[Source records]

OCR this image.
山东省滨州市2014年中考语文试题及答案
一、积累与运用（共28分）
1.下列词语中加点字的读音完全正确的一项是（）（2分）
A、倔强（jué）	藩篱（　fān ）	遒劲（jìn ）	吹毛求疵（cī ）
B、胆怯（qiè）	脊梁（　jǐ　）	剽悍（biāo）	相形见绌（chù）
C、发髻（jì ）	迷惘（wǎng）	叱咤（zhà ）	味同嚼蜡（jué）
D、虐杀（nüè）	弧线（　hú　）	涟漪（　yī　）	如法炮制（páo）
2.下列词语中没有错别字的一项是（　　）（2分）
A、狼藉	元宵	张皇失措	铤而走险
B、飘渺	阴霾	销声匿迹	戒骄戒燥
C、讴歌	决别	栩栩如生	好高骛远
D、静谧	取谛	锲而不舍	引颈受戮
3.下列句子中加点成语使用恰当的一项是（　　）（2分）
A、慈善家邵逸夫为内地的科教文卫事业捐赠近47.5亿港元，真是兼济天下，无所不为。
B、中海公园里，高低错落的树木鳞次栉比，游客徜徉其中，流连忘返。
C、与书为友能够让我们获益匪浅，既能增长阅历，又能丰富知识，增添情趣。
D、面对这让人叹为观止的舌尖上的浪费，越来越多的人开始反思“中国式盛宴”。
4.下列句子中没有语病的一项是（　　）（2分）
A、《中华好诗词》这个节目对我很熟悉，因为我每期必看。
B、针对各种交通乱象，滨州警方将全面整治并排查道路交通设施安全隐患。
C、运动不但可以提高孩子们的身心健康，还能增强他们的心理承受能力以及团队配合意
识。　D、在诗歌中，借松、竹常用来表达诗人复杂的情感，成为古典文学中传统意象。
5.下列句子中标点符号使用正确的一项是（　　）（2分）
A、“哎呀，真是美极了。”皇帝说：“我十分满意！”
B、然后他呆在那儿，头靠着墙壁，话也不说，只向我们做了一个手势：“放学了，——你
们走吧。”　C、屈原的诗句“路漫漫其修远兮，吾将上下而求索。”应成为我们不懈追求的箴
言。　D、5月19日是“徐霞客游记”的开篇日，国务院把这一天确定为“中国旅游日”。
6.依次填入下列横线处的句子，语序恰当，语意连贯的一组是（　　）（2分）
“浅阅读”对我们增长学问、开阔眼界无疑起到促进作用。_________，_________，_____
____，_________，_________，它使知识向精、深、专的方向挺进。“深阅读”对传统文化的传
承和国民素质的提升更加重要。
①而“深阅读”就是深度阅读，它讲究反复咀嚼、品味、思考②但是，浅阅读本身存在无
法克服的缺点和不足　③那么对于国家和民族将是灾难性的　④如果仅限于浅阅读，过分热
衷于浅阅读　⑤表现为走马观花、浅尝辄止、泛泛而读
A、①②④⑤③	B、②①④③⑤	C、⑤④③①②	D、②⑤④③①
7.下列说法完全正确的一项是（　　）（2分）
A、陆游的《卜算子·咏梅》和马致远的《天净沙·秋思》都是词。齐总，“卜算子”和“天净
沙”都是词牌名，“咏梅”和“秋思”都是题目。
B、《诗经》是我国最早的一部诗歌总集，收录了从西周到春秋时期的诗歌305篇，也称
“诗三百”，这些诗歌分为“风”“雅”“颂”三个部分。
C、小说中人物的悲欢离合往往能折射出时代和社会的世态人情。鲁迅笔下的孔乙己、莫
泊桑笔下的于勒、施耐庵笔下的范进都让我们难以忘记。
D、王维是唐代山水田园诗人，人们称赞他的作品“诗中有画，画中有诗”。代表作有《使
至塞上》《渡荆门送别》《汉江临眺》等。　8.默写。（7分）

Task description:
Reproduce all of the data exactly as given.

Task output:
OCR this image.
山东省滨州市2014年中考语文试题及答案
一、积累与运用（共28分）
1.下列词语中加点字的读音完全正确的一项是（）（2分）
A、倔强（jué）	藩篱（　fān ）	遒劲（jìn ）	吹毛求疵（cī ）
B、胆怯（qiè）	脊梁（　jǐ　）	剽悍（biāo）	相形见绌（chù）
C、发髻（jì ）	迷惘（wǎng）	叱咤（zhà ）	味同嚼蜡（jué）
D、虐杀（nüè）	弧线（　hú　）	涟漪（　yī　）	如法炮制（páo）
2.下列词语中没有错别字的一项是（　　）（2分）
A、狼藉	元宵	张皇失措	铤而走险
B、飘渺	阴霾	销声匿迹	戒骄戒燥
C、讴歌	决别	栩栩如生	好高骛远
D、静谧	取谛	锲而不舍	引颈受戮
3.下列句子中加点成语使用恰当的一项是（　　）（2分）
A、慈善家邵逸夫为内地的科教文卫事业捐赠近47.5亿港元，真是兼济天下，无所不为。
B、中海公园里，高低错落的树木鳞次栉比，游客徜徉其中，流连忘返。
C、与书为友能够让我们获益匪浅，既能增长阅历，又能丰富知识，增添情趣。
D、面对这让人叹为观止的舌尖上的浪费，越来越多的人开始反思“中国式盛宴”。
4.下列句子中没有语病的一项是（　　）（2分）
A、《中华好诗词》这个节目对我很熟悉，因为我每期必看。
B、针对各种交通乱象，滨州警方将全面整治并排查道路交通设施安全隐患。
C、运动不但可以提高孩子们的身心健康，还能增强他们的心理承受能力以及团队配合意
识。　D、在诗歌中，借松、竹常用来表达诗人复杂的情感，成为古典文学中传统意象。
5.下列句子中标点符号使用正确的一项是（　　）（2分）
A、“哎呀，真是美极了。”皇帝说：“我十分满意！”
B、然后他呆在那儿，头靠着墙壁，话也不说，只向我们做了一个手势：“放学了，——你
们走吧。”　C、屈原的诗句“路漫漫其修远兮，吾将上下而求索。”应成为我们不懈追求的箴
言。　D、5月19日是“徐霞客游记”的开篇日，国务院把这一天确定为“中国旅游日”。
6.依次填入下列横线处的句子，语序恰当，语意连贯的一组是（　　）（2分）
“浅阅读”对我们增长学问、开阔眼界无疑起到促进作用。_________，_________，_____
____，_________，_________，它使知识向精、深、专的方向挺进。“深阅读”对传统文化的传
承和国民素质的提升更加重要。
①而“深阅读”就是深度阅读，它讲究反复咀嚼、品味、思考②但是，浅阅读本身存在无
法克服的缺点和不足　③那么对于国家和民族将是灾难性的　④如果仅限于浅阅读，过分热
衷于浅阅读　⑤表现为走马观花、浅尝辄止、泛泛而读
A、①②④⑤③	B、②①④③⑤	C、⑤④③①②	D、②⑤④③①
7.下列说法完全正确的一项是（　　）（2分）
A、陆游的《卜算子·咏梅》和马致远的《天净沙·秋思》都是词。齐总，“卜算子”和“天净
沙”都是词牌名，“咏梅”和“秋思”都是题目。
B、《诗经》是我国最早的一部诗歌总集，收录了从西周到春秋时期的诗歌305篇，也称
“诗三百”，这些诗歌分为“风”“雅”“颂”三个部分。
C、小说中人物的悲欢离合往往能折射出时代和社会的世态人情。鲁迅笔下的孔乙己、莫
泊桑笔下的于勒、施耐庵笔下的范进都让我们难以忘记。
D、王维是唐代山水田园诗人，人们称赞他的作品“诗中有画，画中有诗”。代表作有《使
至塞上》《渡荆门送别》《汉江临眺》等。　8.默写。（7分）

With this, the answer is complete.